— begin The input —
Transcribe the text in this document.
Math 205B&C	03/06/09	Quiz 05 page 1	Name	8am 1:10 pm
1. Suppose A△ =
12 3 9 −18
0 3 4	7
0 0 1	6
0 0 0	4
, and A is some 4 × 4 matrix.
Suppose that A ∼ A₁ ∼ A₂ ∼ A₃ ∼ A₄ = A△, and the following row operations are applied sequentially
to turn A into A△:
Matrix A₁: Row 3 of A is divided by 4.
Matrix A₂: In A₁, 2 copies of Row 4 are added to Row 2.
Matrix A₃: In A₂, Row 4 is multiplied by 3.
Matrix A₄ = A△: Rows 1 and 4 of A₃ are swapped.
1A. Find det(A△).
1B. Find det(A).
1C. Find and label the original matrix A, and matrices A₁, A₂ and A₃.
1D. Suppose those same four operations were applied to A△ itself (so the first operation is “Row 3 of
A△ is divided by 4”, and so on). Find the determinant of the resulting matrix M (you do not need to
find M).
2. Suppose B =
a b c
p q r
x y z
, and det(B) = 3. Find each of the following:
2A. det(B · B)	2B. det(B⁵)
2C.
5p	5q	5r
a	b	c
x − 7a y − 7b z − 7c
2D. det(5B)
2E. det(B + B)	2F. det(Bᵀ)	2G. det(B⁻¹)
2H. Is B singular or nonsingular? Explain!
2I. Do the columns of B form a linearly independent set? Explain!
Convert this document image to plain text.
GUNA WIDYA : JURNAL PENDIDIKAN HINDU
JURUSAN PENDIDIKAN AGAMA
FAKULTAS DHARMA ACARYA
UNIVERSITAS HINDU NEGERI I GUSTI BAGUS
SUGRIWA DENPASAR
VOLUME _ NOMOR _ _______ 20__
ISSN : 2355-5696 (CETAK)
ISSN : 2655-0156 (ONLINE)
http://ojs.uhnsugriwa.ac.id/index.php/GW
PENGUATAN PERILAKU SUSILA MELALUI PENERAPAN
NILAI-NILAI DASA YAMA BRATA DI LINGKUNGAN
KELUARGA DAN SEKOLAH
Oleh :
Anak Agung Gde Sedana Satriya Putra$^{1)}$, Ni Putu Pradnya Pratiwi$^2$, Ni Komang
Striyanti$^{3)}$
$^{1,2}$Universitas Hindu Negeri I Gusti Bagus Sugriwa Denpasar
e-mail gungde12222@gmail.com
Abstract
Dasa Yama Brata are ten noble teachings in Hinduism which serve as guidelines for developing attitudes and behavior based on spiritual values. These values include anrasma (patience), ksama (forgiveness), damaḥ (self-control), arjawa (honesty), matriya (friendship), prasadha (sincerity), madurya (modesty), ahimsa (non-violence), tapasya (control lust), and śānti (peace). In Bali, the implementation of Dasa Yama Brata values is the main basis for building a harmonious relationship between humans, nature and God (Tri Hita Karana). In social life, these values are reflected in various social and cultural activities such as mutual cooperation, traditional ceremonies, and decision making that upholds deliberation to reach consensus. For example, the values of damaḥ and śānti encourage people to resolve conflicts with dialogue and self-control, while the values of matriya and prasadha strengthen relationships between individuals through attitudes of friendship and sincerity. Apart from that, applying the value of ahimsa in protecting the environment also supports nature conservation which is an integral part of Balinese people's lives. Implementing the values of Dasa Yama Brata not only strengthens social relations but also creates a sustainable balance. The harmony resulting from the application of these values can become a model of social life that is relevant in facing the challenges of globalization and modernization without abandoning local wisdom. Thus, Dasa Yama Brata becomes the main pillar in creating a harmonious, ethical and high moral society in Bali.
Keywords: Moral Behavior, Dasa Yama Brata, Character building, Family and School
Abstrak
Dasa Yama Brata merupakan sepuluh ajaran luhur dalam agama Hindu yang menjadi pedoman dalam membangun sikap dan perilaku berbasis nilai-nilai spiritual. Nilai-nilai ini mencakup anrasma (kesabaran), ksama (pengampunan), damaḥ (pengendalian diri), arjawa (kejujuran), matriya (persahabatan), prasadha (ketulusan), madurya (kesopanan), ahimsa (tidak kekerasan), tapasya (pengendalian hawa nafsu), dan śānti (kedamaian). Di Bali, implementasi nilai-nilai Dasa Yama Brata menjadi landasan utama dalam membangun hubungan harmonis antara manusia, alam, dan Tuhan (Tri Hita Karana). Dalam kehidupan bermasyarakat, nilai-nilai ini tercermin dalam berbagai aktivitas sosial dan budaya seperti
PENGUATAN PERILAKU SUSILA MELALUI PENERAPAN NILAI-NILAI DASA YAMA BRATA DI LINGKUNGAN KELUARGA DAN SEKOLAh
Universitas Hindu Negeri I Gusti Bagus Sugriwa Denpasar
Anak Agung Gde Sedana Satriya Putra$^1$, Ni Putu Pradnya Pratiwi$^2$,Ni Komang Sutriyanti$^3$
— end The input —
**Task prompt:**
Note how many lines of the material contain the string "this". Then report that number by itself.

**Final result:**
2